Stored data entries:
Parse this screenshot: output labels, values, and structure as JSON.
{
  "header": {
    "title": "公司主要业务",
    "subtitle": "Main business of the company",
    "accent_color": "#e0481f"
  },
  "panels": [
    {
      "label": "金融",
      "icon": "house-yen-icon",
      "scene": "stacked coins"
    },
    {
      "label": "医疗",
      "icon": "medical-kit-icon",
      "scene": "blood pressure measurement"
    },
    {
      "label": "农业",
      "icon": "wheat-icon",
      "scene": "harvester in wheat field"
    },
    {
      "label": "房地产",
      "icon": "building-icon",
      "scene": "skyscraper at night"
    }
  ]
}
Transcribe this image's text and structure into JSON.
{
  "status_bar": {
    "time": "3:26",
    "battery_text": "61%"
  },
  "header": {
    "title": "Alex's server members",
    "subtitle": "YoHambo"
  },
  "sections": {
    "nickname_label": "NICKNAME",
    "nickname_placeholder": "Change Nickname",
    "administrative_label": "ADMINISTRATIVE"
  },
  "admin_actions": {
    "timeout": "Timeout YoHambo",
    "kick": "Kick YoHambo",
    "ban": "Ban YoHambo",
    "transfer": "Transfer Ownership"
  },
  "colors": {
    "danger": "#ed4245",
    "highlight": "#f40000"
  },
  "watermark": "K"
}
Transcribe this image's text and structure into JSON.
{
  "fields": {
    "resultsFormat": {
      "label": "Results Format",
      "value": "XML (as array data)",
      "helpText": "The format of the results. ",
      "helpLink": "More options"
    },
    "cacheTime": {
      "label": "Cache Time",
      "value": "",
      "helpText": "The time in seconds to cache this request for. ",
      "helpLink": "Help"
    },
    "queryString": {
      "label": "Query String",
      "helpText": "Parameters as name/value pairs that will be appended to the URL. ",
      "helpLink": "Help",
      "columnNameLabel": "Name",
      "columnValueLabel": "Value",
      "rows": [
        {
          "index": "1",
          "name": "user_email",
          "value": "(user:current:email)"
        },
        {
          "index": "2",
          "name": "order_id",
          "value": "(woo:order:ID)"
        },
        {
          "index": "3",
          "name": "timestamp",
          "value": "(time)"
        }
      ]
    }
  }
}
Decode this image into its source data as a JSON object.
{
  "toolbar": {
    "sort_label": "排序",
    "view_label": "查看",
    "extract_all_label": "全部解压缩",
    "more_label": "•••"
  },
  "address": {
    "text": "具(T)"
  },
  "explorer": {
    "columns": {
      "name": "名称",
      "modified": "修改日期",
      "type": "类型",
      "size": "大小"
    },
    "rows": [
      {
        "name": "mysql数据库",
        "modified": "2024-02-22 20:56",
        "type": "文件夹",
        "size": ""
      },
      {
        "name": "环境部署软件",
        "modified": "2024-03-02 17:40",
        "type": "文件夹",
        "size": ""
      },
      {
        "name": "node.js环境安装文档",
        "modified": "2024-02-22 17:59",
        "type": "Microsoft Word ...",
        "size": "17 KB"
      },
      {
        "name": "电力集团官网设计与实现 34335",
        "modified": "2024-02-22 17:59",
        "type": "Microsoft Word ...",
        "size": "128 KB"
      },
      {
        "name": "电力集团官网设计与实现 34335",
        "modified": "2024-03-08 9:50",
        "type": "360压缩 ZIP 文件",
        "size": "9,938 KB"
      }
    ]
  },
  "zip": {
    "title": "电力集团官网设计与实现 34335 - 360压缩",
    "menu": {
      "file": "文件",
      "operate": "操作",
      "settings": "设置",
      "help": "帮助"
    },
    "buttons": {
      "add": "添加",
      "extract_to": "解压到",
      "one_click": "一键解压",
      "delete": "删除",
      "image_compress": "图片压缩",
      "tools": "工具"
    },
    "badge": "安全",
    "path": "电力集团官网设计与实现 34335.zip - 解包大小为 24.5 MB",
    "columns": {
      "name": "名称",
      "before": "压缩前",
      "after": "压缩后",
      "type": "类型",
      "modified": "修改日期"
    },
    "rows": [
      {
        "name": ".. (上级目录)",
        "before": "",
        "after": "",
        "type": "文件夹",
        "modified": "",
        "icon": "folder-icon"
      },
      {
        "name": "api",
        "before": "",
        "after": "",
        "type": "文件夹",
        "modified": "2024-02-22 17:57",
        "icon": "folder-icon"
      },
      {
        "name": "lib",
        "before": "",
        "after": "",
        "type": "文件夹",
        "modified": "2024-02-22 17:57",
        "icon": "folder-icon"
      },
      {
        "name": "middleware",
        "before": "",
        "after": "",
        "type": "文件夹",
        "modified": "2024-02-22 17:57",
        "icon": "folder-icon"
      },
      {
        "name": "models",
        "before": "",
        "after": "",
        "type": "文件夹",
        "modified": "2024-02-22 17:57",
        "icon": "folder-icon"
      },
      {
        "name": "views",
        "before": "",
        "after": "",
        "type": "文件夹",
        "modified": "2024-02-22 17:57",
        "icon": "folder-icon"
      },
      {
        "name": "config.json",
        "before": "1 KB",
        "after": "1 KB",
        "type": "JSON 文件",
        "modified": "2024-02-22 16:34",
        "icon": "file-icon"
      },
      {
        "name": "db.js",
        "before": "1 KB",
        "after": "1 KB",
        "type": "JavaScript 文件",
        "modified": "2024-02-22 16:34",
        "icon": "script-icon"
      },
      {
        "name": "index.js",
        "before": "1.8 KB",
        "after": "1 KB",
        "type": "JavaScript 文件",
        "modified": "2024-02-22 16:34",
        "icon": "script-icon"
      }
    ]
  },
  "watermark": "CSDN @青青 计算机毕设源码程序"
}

▸ Short exercise: Could you reproduce every record above exactly as it appears?

▸ Final result:
Parse this screenshot: output labels, values, and structure as JSON.
{
  "header": {
    "title": "公司主要业务",
    "subtitle": "Main business of the company",
    "accent_color": "#e0481f"
  },
  "panels": [
    {
      "label": "金融",
      "icon": "house-yen-icon",
      "scene": "stacked coins"
    },
    {
      "label": "医疗",
      "icon": "medical-kit-icon",
      "scene": "blood pressure measurement"
    },
    {
      "label": "农业",
      "icon": "wheat-icon",
      "scene": "harvester in wheat field"
    },
    {
      "label": "房地产",
      "icon": "building-icon",
      "scene": "skyscraper at night"
    }
  ]
}
Transcribe this image's text and structure into JSON.
{
  "status_bar": {
    "time": "3:26",
    "battery_text": "61%"
  },
  "header": {
    "title": "Alex's server members",
    "subtitle": "YoHambo"
  },
  "sections": {
    "nickname_label": "NICKNAME",
    "nickname_placeholder": "Change Nickname",
    "administrative_label": "ADMINISTRATIVE"
  },
  "admin_actions": {
    "timeout": "Timeout YoHambo",
    "kick": "Kick YoHambo",
    "ban": "Ban YoHambo",
    "transfer": "Transfer Ownership"
  },
  "colors": {
    "danger": "#ed4245",
    "highlight": "#f40000"
  },
  "watermark": "K"
}
Transcribe this image's text and structure into JSON.
{
  "fields": {
    "resultsFormat": {
      "label": "Results Format",
      "value": "XML (as array data)",
      "helpText": "The format of the results. ",
      "helpLink": "More options"
    },
    "cacheTime": {
      "label": "Cache Time",
      "value": "",
      "helpText": "The time in seconds to cache this request for. ",
      "helpLink": "Help"
    },
    "queryString": {
      "label": "Query String",
      "helpText": "Parameters as name/value pairs that will be appended to the URL. ",
      "helpLink": "Help",
      "columnNameLabel": "Name",
      "columnValueLabel": "Value",
      "rows": [
        {
          "index": "1",
          "name": "user_email",
          "value": "(user:current:email)"
        },
        {
          "index": "2",
          "name": "order_id",
          "value": "(woo:order:ID)"
        },
        {
          "index": "3",
          "name": "timestamp",
          "value": "(time)"
        }
      ]
    }
  }
}
Decode this image into its source data as a JSON object.
{
  "toolbar": {
    "sort_label": "排序",
    "view_label": "查看",
    "extract_all_label": "全部解压缩",
    "more_label": "•••"
  },
  "address": {
    "text": "具(T)"
  },
  "explorer": {
    "columns": {
      "name": "名称",
      "modified": "修改日期",
      "type": "类型",
      "size": "大小"
    },
    "rows": [
      {
        "name": "mysql数据库",
        "modified": "2024-02-22 20:56",
        "type": "文件夹",
        "size": ""
      },
      {
        "name": "环境部署软件",
        "modified": "2024-03-02 17:40",
        "type": "文件夹",
        "size": ""
      },
      {
        "name": "node.js环境安装文档",
        "modified": "2024-02-22 17:59",
        "type": "Microsoft Word ...",
        "size": "17 KB"
      },
      {
        "name": "电力集团官网设计与实现 34335",
        "modified": "2024-02-22 17:59",
        "type": "Microsoft Word ...",
        "size": "128 KB"
      },
      {
        "name": "电力集团官网设计与实现 34335",
        "modified": "2024-03-08 9:50",
        "type": "360压缩 ZIP 文件",
        "size": "9,938 KB"
      }
    ]
  },
  "zip": {
    "title": "电力集团官网设计与实现 34335 - 360压缩",
    "menu": {
      "file": "文件",
      "operate": "操作",
      "settings": "设置",
      "help": "帮助"
    },
    "buttons": {
      "add": "添加",
      "extract_to": "解压到",
      "one_click": "一键解压",
      "delete": "删除",
      "image_compress": "图片压缩",
      "tools": "工具"
    },
    "badge": "安全",
    "path": "电力集团官网设计与实现 34335.zip - 解包大小为 24.5 MB",
    "columns": {
      "name": "名称",
      "before": "压缩前",
      "after": "压缩后",
      "type": "类型",
      "modified": "修改日期"
    },
    "rows": [
      {
        "name": ".. (上级目录)",
        "before": "",
        "after": "",
        "type": "文件夹",
        "modified": "",
        "icon": "folder-icon"
      },
      {
        "name": "api",
        "before": "",
        "after": "",
        "type": "文件夹",
        "modified": "2024-02-22 17:57",
        "icon": "folder-icon"
      },
      {
        "name": "lib",
        "before": "",
        "after": "",
        "type": "文件夹",
        "modified": "2024-02-22 17:57",
        "icon": "folder-icon"
      },
      {
        "name": "middleware",
        "before": "",
        "after": "",
        "type": "文件夹",
        "modified": "2024-02-22 17:57",
        "icon": "folder-icon"
      },
      {
        "name": "models",
        "before": "",
        "after": "",
        "type": "文件夹",
        "modified": "2024-02-22 17:57",
        "icon": "folder-icon"
      },
      {
        "name": "views",
        "before": "",
        "after": "",
        "type": "文件夹",
        "modified": "2024-02-22 17:57",
        "icon": "folder-icon"
      },
      {
        "name": "config.json",
        "before": "1 KB",
        "after": "1 KB",
        "type": "JSON 文件",
        "modified": "2024-02-22 16:34",
        "icon": "file-icon"
      },
      {
        "name": "db.js",
        "before": "1 KB",
        "after": "1 KB",
        "type": "JavaScript 文件",
        "modified": "2024-02-22 16:34",
        "icon": "script-icon"
      },
      {
        "name": "index.js",
        "before": "1.8 KB",
        "after": "1 KB",
        "type": "JavaScript 文件",
        "modified": "2024-02-22 16:34",
        "icon": "script-icon"
      }
    ]
  },
  "watermark": "CSDN @青青 计算机毕设源码程序"
}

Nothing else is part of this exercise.